◆ TASK OBJECTIVE ◆
The records below must be transcribed exactly. Do not include the pictures.

Stored data entries:
********

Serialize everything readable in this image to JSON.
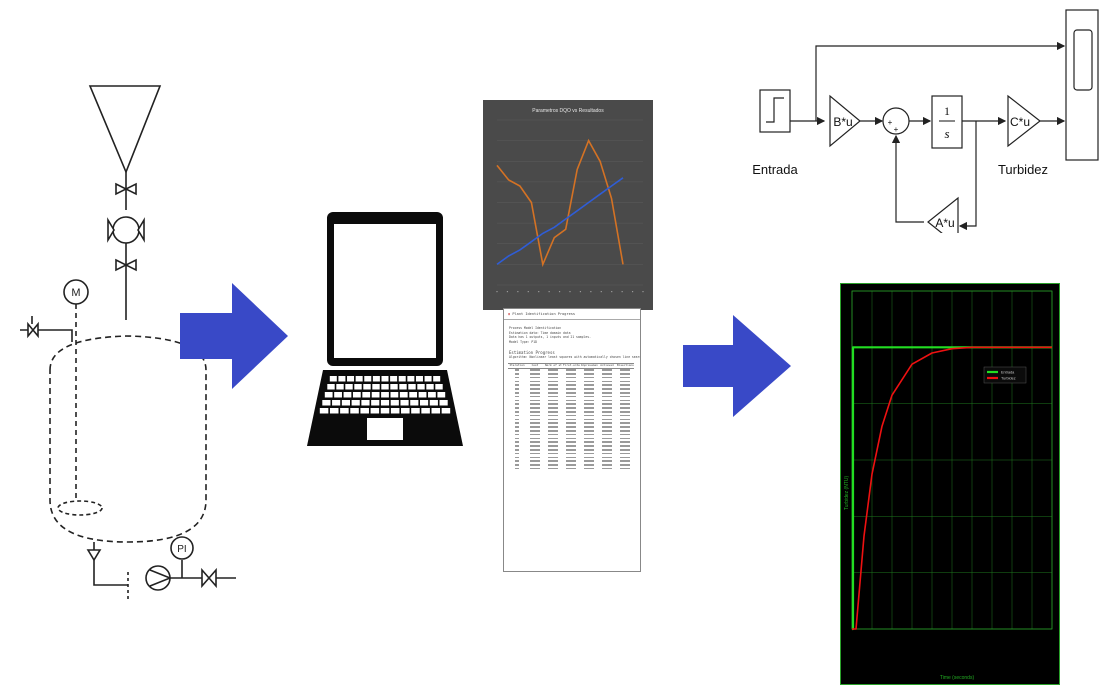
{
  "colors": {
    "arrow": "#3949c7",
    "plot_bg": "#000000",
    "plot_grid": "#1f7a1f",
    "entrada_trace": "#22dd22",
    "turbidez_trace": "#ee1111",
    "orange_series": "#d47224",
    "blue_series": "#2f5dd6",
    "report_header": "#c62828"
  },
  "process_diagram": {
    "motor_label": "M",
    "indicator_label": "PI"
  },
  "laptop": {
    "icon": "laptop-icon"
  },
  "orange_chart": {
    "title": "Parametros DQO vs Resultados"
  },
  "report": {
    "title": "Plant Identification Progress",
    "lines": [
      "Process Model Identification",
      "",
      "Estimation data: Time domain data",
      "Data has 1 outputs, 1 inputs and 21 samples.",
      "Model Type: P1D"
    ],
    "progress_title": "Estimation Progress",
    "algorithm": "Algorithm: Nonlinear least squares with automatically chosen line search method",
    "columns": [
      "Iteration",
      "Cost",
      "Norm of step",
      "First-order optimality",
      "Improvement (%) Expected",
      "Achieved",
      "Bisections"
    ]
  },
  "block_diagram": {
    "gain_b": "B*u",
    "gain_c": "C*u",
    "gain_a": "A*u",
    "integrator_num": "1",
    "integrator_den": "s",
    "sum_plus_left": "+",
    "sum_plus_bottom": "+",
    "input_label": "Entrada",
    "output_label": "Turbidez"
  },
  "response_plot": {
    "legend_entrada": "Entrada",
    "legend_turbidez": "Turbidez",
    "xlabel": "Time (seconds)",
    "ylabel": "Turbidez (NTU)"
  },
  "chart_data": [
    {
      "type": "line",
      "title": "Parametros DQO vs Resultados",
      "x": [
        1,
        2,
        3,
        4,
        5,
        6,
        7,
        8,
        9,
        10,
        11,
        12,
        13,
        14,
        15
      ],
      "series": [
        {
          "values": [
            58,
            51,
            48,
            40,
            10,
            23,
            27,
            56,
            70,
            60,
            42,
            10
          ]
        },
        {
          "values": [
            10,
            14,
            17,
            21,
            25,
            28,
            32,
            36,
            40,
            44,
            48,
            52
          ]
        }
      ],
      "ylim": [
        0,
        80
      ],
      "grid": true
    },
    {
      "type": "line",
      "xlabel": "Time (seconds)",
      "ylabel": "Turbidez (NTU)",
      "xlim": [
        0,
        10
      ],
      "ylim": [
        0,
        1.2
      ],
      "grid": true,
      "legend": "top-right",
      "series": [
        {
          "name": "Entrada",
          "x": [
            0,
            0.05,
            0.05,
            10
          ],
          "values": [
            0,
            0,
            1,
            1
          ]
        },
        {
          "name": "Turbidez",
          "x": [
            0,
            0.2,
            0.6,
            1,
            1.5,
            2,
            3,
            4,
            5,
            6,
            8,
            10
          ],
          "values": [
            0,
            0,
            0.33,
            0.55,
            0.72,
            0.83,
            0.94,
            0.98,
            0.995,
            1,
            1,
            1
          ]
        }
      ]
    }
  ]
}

********

◆ TASK RESULT ◆
Serialize everything readable in this image to JSON.
{
  "colors": {
    "arrow": "#3949c7",
    "plot_bg": "#000000",
    "plot_grid": "#1f7a1f",
    "entrada_trace": "#22dd22",
    "turbidez_trace": "#ee1111",
    "orange_series": "#d47224",
    "blue_series": "#2f5dd6",
    "report_header": "#c62828"
  },
  "process_diagram": {
    "motor_label": "M",
    "indicator_label": "PI"
  },
  "laptop": {
    "icon": "laptop-icon"
  },
  "orange_chart": {
    "title": "Parametros DQO vs Resultados"
  },
  "report": {
    "title": "Plant Identification Progress",
    "lines": [
      "Process Model Identification",
      "",
      "Estimation data: Time domain data",
      "Data has 1 outputs, 1 inputs and 21 samples.",
      "Model Type: P1D"
    ],
    "progress_title": "Estimation Progress",
    "algorithm": "Algorithm: Nonlinear least squares with automatically chosen line search method",
    "columns": [
      "Iteration",
      "Cost",
      "Norm of step",
      "First-order optimality",
      "Improvement (%) Expected",
      "Achieved",
      "Bisections"
    ]
  },
  "block_diagram": {
    "gain_b": "B*u",
    "gain_c": "C*u",
    "gain_a": "A*u",
    "integrator_num": "1",
    "integrator_den": "s",
    "sum_plus_left": "+",
    "sum_plus_bottom": "+",
    "input_label": "Entrada",
    "output_label": "Turbidez"
  },
  "response_plot": {
    "legend_entrada": "Entrada",
    "legend_turbidez": "Turbidez",
    "xlabel": "Time (seconds)",
    "ylabel": "Turbidez (NTU)"
  },
  "chart_data": [
    {
      "type": "line",
      "title": "Parametros DQO vs Resultados",
      "x": [
        1,
        2,
        3,
        4,
        5,
        6,
        7,
        8,
        9,
        10,
        11,
        12,
        13,
        14,
        15
      ],
      "series": [
        {
          "values": [
            58,
            51,
            48,
            40,
            10,
            23,
            27,
            56,
            70,
            60,
            42,
            10
          ]
        },
        {
          "values": [
            10,
            14,
            17,
            21,
            25,
            28,
            32,
            36,
            40,
            44,
            48,
            52
          ]
        }
      ],
      "ylim": [
        0,
        80
      ],
      "grid": true
    },
    {
      "type": "line",
      "xlabel": "Time (seconds)",
      "ylabel": "Turbidez (NTU)",
      "xlim": [
        0,
        10
      ],
      "ylim": [
        0,
        1.2
      ],
      "grid": true,
      "legend": "top-right",
      "series": [
        {
          "name": "Entrada",
          "x": [
            0,
            0.05,
            0.05,
            10
          ],
          "values": [
            0,
            0,
            1,
            1
          ]
        },
        {
          "name": "Turbidez",
          "x": [
            0,
            0.2,
            0.6,
            1,
            1.5,
            2,
            3,
            4,
            5,
            6,
            8,
            10
          ],
          "values": [
            0,
            0,
            0.33,
            0.55,
            0.72,
            0.83,
            0.94,
            0.98,
            0.995,
            1,
            1,
            1
          ]
        }
      ]
    }
  ]
}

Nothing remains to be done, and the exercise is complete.